**Provided information**

------------------------------------------------------------

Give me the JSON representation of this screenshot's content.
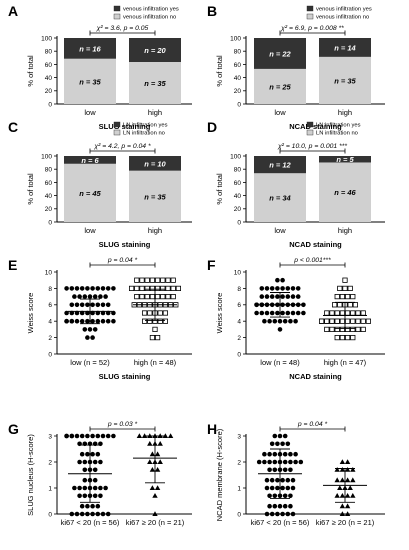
{
  "chart_data": [
    {
      "id": "A",
      "type": "bar",
      "stacked": true,
      "percent": true,
      "categories": [
        "low",
        "high"
      ],
      "series": [
        {
          "name": "venous infiltration no",
          "counts": [
            35,
            35
          ],
          "color": "#d0d0d0"
        },
        {
          "name": "venous infiltration yes",
          "counts": [
            16,
            20
          ],
          "color": "#333333"
        }
      ],
      "annotation": "χ² = 3.6, p = 0.05",
      "xlabel": "SLUG staining",
      "ylabel": "% of total",
      "ylim": [
        0,
        100
      ],
      "yticks": [
        0,
        20,
        40,
        60,
        80,
        100
      ],
      "legend": "top-right"
    },
    {
      "id": "B",
      "type": "bar",
      "stacked": true,
      "percent": true,
      "categories": [
        "low",
        "high"
      ],
      "series": [
        {
          "name": "venous infiltration no",
          "counts": [
            25,
            35
          ],
          "color": "#d0d0d0"
        },
        {
          "name": "venous infiltration yes",
          "counts": [
            22,
            14
          ],
          "color": "#333333"
        }
      ],
      "annotation": "χ² = 6.9, p = 0.008 **",
      "xlabel": "NCAD staining",
      "ylabel": "% of total",
      "ylim": [
        0,
        100
      ],
      "yticks": [
        0,
        20,
        40,
        60,
        80,
        100
      ],
      "legend": "top-right"
    },
    {
      "id": "C",
      "type": "bar",
      "stacked": true,
      "percent": true,
      "categories": [
        "low",
        "high"
      ],
      "series": [
        {
          "name": "LN infiltration no",
          "counts": [
            45,
            35
          ],
          "color": "#d0d0d0"
        },
        {
          "name": "LN infiltration yes",
          "counts": [
            6,
            10
          ],
          "color": "#333333"
        }
      ],
      "annotation": "χ² = 4.2, p = 0.04 *",
      "xlabel": "SLUG staining",
      "ylabel": "% of total",
      "ylim": [
        0,
        100
      ],
      "yticks": [
        0,
        20,
        40,
        60,
        80,
        100
      ],
      "legend": "top-right"
    },
    {
      "id": "D",
      "type": "bar",
      "stacked": true,
      "percent": true,
      "categories": [
        "low",
        "high"
      ],
      "series": [
        {
          "name": "LN infiltration no",
          "counts": [
            34,
            46
          ],
          "color": "#d0d0d0"
        },
        {
          "name": "LN infiltration yes",
          "counts": [
            12,
            5
          ],
          "color": "#333333"
        }
      ],
      "annotation": "χ² = 10.0, p = 0.001 ***",
      "xlabel": "NCAD staining",
      "ylabel": "% of total",
      "ylim": [
        0,
        100
      ],
      "yticks": [
        0,
        20,
        40,
        60,
        80,
        100
      ],
      "legend": "top-right"
    },
    {
      "id": "E",
      "type": "scatter",
      "categories": [
        "low (n = 52)",
        "high (n = 48)"
      ],
      "markers": [
        "filled-circle",
        "open-square"
      ],
      "groups": [
        {
          "mean": 5.2,
          "sd": 1.5,
          "counts": {
            "2": 2,
            "3": 3,
            "4": 12,
            "5": 10,
            "6": 8,
            "7": 7,
            "8": 10
          }
        },
        {
          "mean": 6.0,
          "sd": 1.9,
          "counts": {
            "2": 2,
            "3": 1,
            "4": 5,
            "5": 5,
            "6": 9,
            "7": 8,
            "8": 10,
            "9": 8
          }
        }
      ],
      "annotation": "p = 0.04 *",
      "xlabel": "SLUG staining",
      "ylabel": "Weiss score",
      "ylim": [
        0,
        10
      ],
      "yticks": [
        0,
        2,
        4,
        6,
        8,
        10
      ]
    },
    {
      "id": "F",
      "type": "scatter",
      "categories": [
        "low (n = 48)",
        "high (n = 47)"
      ],
      "markers": [
        "filled-circle",
        "open-square"
      ],
      "groups": [
        {
          "mean": 6.0,
          "sd": 1.5,
          "counts": {
            "3": 1,
            "4": 7,
            "5": 10,
            "6": 12,
            "7": 8,
            "8": 8,
            "9": 2
          }
        },
        {
          "mean": 4.7,
          "sd": 1.6,
          "counts": {
            "2": 4,
            "3": 8,
            "4": 14,
            "5": 8,
            "6": 5,
            "7": 4,
            "8": 3,
            "9": 1
          }
        }
      ],
      "annotation": "p < 0.001***",
      "xlabel": "NCAD staining",
      "ylabel": "Weiss score",
      "ylim": [
        0,
        10
      ],
      "yticks": [
        0,
        2,
        4,
        6,
        8,
        10
      ]
    },
    {
      "id": "G",
      "type": "scatter",
      "categories": [
        "ki67 < 20 (n = 56)",
        "ki67 ≥ 20 (n = 21)"
      ],
      "markers": [
        "filled-circle",
        "filled-triangle"
      ],
      "groups": [
        {
          "mean": 1.55,
          "sd": 1.1,
          "counts": {
            "0": 8,
            "0.3": 4,
            "0.7": 5,
            "1": 7,
            "1.3": 3,
            "1.7": 3,
            "2": 5,
            "2.3": 4,
            "2.7": 5,
            "3": 12
          }
        },
        {
          "mean": 2.15,
          "sd": 0.95,
          "counts": {
            "0": 1,
            "0.7": 1,
            "1": 2,
            "1.7": 2,
            "2": 3,
            "2.3": 2,
            "2.7": 3,
            "3": 7
          }
        }
      ],
      "annotation": "p = 0.03 *",
      "xlabel": "",
      "ylabel": "SLUG nucleus (H-score)",
      "ylim": [
        0,
        3
      ],
      "yticks": [
        0,
        1,
        2,
        3
      ]
    },
    {
      "id": "H",
      "type": "scatter",
      "categories": [
        "ki67 < 20 (n = 56)",
        "ki67 ≥ 20 (n = 21)"
      ],
      "markers": [
        "filled-circle",
        "filled-triangle"
      ],
      "groups": [
        {
          "mean": 1.55,
          "sd": 0.95,
          "counts": {
            "0": 6,
            "0.3": 5,
            "0.7": 5,
            "1": 6,
            "1.3": 6,
            "1.7": 5,
            "2": 9,
            "2.3": 7,
            "2.7": 4,
            "3": 3
          }
        },
        {
          "mean": 1.1,
          "sd": 0.65,
          "counts": {
            "0": 2,
            "0.3": 2,
            "0.7": 4,
            "1": 3,
            "1.3": 4,
            "1.7": 4,
            "2": 2
          }
        }
      ],
      "annotation": "p = 0.04 *",
      "xlabel": "",
      "ylabel": "NCAD membrane (H-score)",
      "ylim": [
        0,
        3
      ],
      "yticks": [
        0,
        1,
        2,
        3
      ]
    }
  ]
}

------------------------------------------------------------

**What to do**
Leave images out of the retyped records; keep all else exact.

**Response**
Give me the JSON representation of this screenshot's content.
{
  "chart_data": [
    {
      "id": "A",
      "type": "bar",
      "stacked": true,
      "percent": true,
      "categories": [
        "low",
        "high"
      ],
      "series": [
        {
          "name": "venous infiltration no",
          "counts": [
            35,
            35
          ],
          "color": "#d0d0d0"
        },
        {
          "name": "venous infiltration yes",
          "counts": [
            16,
            20
          ],
          "color": "#333333"
        }
      ],
      "annotation": "χ² = 3.6, p = 0.05",
      "xlabel": "SLUG staining",
      "ylabel": "% of total",
      "ylim": [
        0,
        100
      ],
      "yticks": [
        0,
        20,
        40,
        60,
        80,
        100
      ],
      "legend": "top-right"
    },
    {
      "id": "B",
      "type": "bar",
      "stacked": true,
      "percent": true,
      "categories": [
        "low",
        "high"
      ],
      "series": [
        {
          "name": "venous infiltration no",
          "counts": [
            25,
            35
          ],
          "color": "#d0d0d0"
        },
        {
          "name": "venous infiltration yes",
          "counts": [
            22,
            14
          ],
          "color": "#333333"
        }
      ],
      "annotation": "χ² = 6.9, p = 0.008 **",
      "xlabel": "NCAD staining",
      "ylabel": "% of total",
      "ylim": [
        0,
        100
      ],
      "yticks": [
        0,
        20,
        40,
        60,
        80,
        100
      ],
      "legend": "top-right"
    },
    {
      "id": "C",
      "type": "bar",
      "stacked": true,
      "percent": true,
      "categories": [
        "low",
        "high"
      ],
      "series": [
        {
          "name": "LN infiltration no",
          "counts": [
            45,
            35
          ],
          "color": "#d0d0d0"
        },
        {
          "name": "LN infiltration yes",
          "counts": [
            6,
            10
          ],
          "color": "#333333"
        }
      ],
      "annotation": "χ² = 4.2, p = 0.04 *",
      "xlabel": "SLUG staining",
      "ylabel": "% of total",
      "ylim": [
        0,
        100
      ],
      "yticks": [
        0,
        20,
        40,
        60,
        80,
        100
      ],
      "legend": "top-right"
    },
    {
      "id": "D",
      "type": "bar",
      "stacked": true,
      "percent": true,
      "categories": [
        "low",
        "high"
      ],
      "series": [
        {
          "name": "LN infiltration no",
          "counts": [
            34,
            46
          ],
          "color": "#d0d0d0"
        },
        {
          "name": "LN infiltration yes",
          "counts": [
            12,
            5
          ],
          "color": "#333333"
        }
      ],
      "annotation": "χ² = 10.0, p = 0.001 ***",
      "xlabel": "NCAD staining",
      "ylabel": "% of total",
      "ylim": [
        0,
        100
      ],
      "yticks": [
        0,
        20,
        40,
        60,
        80,
        100
      ],
      "legend": "top-right"
    },
    {
      "id": "E",
      "type": "scatter",
      "categories": [
        "low (n = 52)",
        "high (n = 48)"
      ],
      "markers": [
        "filled-circle",
        "open-square"
      ],
      "groups": [
        {
          "mean": 5.2,
          "sd": 1.5,
          "counts": {
            "2": 2,
            "3": 3,
            "4": 12,
            "5": 10,
            "6": 8,
            "7": 7,
            "8": 10
          }
        },
        {
          "mean": 6.0,
          "sd": 1.9,
          "counts": {
            "2": 2,
            "3": 1,
            "4": 5,
            "5": 5,
            "6": 9,
            "7": 8,
            "8": 10,
            "9": 8
          }
        }
      ],
      "annotation": "p = 0.04 *",
      "xlabel": "SLUG staining",
      "ylabel": "Weiss score",
      "ylim": [
        0,
        10
      ],
      "yticks": [
        0,
        2,
        4,
        6,
        8,
        10
      ]
    },
    {
      "id": "F",
      "type": "scatter",
      "categories": [
        "low (n = 48)",
        "high (n = 47)"
      ],
      "markers": [
        "filled-circle",
        "open-square"
      ],
      "groups": [
        {
          "mean": 6.0,
          "sd": 1.5,
          "counts": {
            "3": 1,
            "4": 7,
            "5": 10,
            "6": 12,
            "7": 8,
            "8": 8,
            "9": 2
          }
        },
        {
          "mean": 4.7,
          "sd": 1.6,
          "counts": {
            "2": 4,
            "3": 8,
            "4": 14,
            "5": 8,
            "6": 5,
            "7": 4,
            "8": 3,
            "9": 1
          }
        }
      ],
      "annotation": "p < 0.001***",
      "xlabel": "NCAD staining",
      "ylabel": "Weiss score",
      "ylim": [
        0,
        10
      ],
      "yticks": [
        0,
        2,
        4,
        6,
        8,
        10
      ]
    },
    {
      "id": "G",
      "type": "scatter",
      "categories": [
        "ki67 < 20 (n = 56)",
        "ki67 ≥ 20 (n = 21)"
      ],
      "markers": [
        "filled-circle",
        "filled-triangle"
      ],
      "groups": [
        {
          "mean": 1.55,
          "sd": 1.1,
          "counts": {
            "0": 8,
            "0.3": 4,
            "0.7": 5,
            "1": 7,
            "1.3": 3,
            "1.7": 3,
            "2": 5,
            "2.3": 4,
            "2.7": 5,
            "3": 12
          }
        },
        {
          "mean": 2.15,
          "sd": 0.95,
          "counts": {
            "0": 1,
            "0.7": 1,
            "1": 2,
            "1.7": 2,
            "2": 3,
            "2.3": 2,
            "2.7": 3,
            "3": 7
          }
        }
      ],
      "annotation": "p = 0.03 *",
      "xlabel": "",
      "ylabel": "SLUG nucleus (H-score)",
      "ylim": [
        0,
        3
      ],
      "yticks": [
        0,
        1,
        2,
        3
      ]
    },
    {
      "id": "H",
      "type": "scatter",
      "categories": [
        "ki67 < 20 (n = 56)",
        "ki67 ≥ 20 (n = 21)"
      ],
      "markers": [
        "filled-circle",
        "filled-triangle"
      ],
      "groups": [
        {
          "mean": 1.55,
          "sd": 0.95,
          "counts": {
            "0": 6,
            "0.3": 5,
            "0.7": 5,
            "1": 6,
            "1.3": 6,
            "1.7": 5,
            "2": 9,
            "2.3": 7,
            "2.7": 4,
            "3": 3
          }
        },
        {
          "mean": 1.1,
          "sd": 0.65,
          "counts": {
            "0": 2,
            "0.3": 2,
            "0.7": 4,
            "1": 3,
            "1.3": 4,
            "1.7": 4,
            "2": 2
          }
        }
      ],
      "annotation": "p = 0.04 *",
      "xlabel": "",
      "ylabel": "NCAD membrane (H-score)",
      "ylim": [
        0,
        3
      ],
      "yticks": [
        0,
        1,
        2,
        3
      ]
    }
  ]
}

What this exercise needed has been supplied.